= Provided information =

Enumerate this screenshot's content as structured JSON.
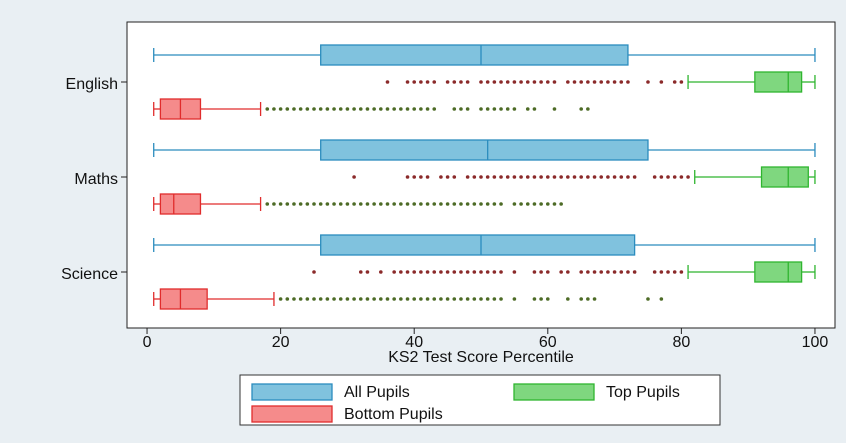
{
  "chart_data": {
    "type": "box",
    "categories": [
      "English",
      "Maths",
      "Science"
    ],
    "xlabel": "KS2 Test Score Percentile",
    "xlim": [
      -3,
      103
    ],
    "xticks": [
      0,
      20,
      40,
      60,
      80,
      100
    ],
    "series": [
      {
        "name": "All Pupils",
        "color": "#80c2de",
        "stroke": "#2b8cbe",
        "outlier_color": "#8b2a2a",
        "boxes": [
          {
            "whislo": 1,
            "q1": 26,
            "med": 50,
            "q3": 72,
            "whishi": 100,
            "fliers": []
          },
          {
            "whislo": 1,
            "q1": 26,
            "med": 51,
            "q3": 75,
            "whishi": 100,
            "fliers": []
          },
          {
            "whislo": 1,
            "q1": 26,
            "med": 50,
            "q3": 73,
            "whishi": 100,
            "fliers": []
          }
        ]
      },
      {
        "name": "Top Pupils",
        "color": "#7fd77f",
        "stroke": "#2fb52f",
        "outlier_color": "#8b2a2a",
        "boxes": [
          {
            "whislo": 81,
            "q1": 91,
            "med": 96,
            "q3": 98,
            "whishi": 100,
            "fliers": [
              36,
              39,
              40,
              41,
              42,
              43,
              45,
              46,
              47,
              48,
              50,
              51,
              52,
              53,
              54,
              55,
              56,
              57,
              58,
              59,
              60,
              61,
              63,
              64,
              65,
              66,
              67,
              68,
              69,
              70,
              71,
              72,
              75,
              77,
              79,
              80
            ]
          },
          {
            "whislo": 82,
            "q1": 92,
            "med": 96,
            "q3": 99,
            "whishi": 100,
            "fliers": [
              31,
              39,
              40,
              41,
              42,
              44,
              45,
              46,
              48,
              49,
              50,
              51,
              52,
              53,
              54,
              55,
              56,
              57,
              58,
              59,
              60,
              61,
              62,
              63,
              64,
              65,
              66,
              67,
              68,
              69,
              70,
              71,
              72,
              73,
              76,
              77,
              78,
              79,
              80,
              81
            ]
          },
          {
            "whislo": 81,
            "q1": 91,
            "med": 96,
            "q3": 98,
            "whishi": 100,
            "fliers": [
              25,
              32,
              33,
              35,
              37,
              38,
              39,
              40,
              41,
              42,
              43,
              44,
              45,
              46,
              47,
              48,
              49,
              50,
              51,
              52,
              53,
              55,
              58,
              59,
              60,
              62,
              63,
              65,
              66,
              67,
              68,
              69,
              70,
              71,
              72,
              73,
              76,
              77,
              78,
              79,
              80
            ]
          }
        ]
      },
      {
        "name": "Bottom Pupils",
        "color": "#f58b8b",
        "stroke": "#e02c2c",
        "outlier_color": "#4d6b26",
        "boxes": [
          {
            "whislo": 1,
            "q1": 2,
            "med": 5,
            "q3": 8,
            "whishi": 17,
            "fliers": [
              18,
              19,
              20,
              21,
              22,
              23,
              24,
              25,
              26,
              27,
              28,
              29,
              30,
              31,
              32,
              33,
              34,
              35,
              36,
              37,
              38,
              39,
              40,
              41,
              42,
              43,
              46,
              47,
              48,
              50,
              51,
              52,
              53,
              54,
              55,
              57,
              58,
              61,
              65,
              66
            ]
          },
          {
            "whislo": 1,
            "q1": 2,
            "med": 4,
            "q3": 8,
            "whishi": 17,
            "fliers": [
              18,
              19,
              20,
              21,
              22,
              23,
              24,
              25,
              26,
              27,
              28,
              29,
              30,
              31,
              32,
              33,
              34,
              35,
              36,
              37,
              38,
              39,
              40,
              41,
              42,
              43,
              44,
              45,
              46,
              47,
              48,
              49,
              50,
              51,
              52,
              53,
              55,
              56,
              57,
              58,
              59,
              60,
              61,
              62
            ]
          },
          {
            "whislo": 1,
            "q1": 2,
            "med": 5,
            "q3": 9,
            "whishi": 19,
            "fliers": [
              20,
              21,
              22,
              23,
              24,
              25,
              26,
              27,
              28,
              29,
              30,
              31,
              32,
              33,
              34,
              35,
              36,
              37,
              38,
              39,
              40,
              41,
              42,
              43,
              44,
              45,
              46,
              47,
              48,
              49,
              50,
              51,
              52,
              53,
              55,
              58,
              59,
              60,
              63,
              65,
              66,
              67,
              75,
              77
            ]
          }
        ]
      }
    ]
  }
}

= What is being asked =
Pick out and copy the lines of the material that include the word "stroke".

= Result =
        "stroke": "#2b8cbe",
        "stroke": "#2fb52f",
        "stroke": "#e02c2c",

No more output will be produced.